TO DO
Look through the lines below and state how many hold the word "name". Write only the number.

DATA PROVIDED
____

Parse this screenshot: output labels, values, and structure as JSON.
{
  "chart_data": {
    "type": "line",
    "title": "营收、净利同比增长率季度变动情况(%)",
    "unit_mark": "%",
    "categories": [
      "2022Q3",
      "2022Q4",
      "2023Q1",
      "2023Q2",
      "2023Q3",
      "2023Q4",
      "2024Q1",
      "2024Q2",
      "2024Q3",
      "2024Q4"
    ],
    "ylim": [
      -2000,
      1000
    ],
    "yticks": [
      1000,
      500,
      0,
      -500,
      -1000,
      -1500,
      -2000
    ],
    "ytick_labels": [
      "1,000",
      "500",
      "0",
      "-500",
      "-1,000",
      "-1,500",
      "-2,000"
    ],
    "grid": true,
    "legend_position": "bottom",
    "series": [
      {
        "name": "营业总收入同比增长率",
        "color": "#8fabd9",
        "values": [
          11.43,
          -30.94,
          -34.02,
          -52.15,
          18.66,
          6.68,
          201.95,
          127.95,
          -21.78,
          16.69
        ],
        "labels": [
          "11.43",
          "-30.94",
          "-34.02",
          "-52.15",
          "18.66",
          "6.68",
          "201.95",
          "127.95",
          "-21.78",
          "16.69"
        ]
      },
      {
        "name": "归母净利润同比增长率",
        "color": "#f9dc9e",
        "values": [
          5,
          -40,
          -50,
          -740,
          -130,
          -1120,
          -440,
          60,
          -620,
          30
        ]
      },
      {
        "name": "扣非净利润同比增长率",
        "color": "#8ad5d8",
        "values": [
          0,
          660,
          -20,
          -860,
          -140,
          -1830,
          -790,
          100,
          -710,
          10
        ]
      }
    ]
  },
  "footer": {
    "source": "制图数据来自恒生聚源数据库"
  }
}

____

SOLUTION FOR THIS TASK
3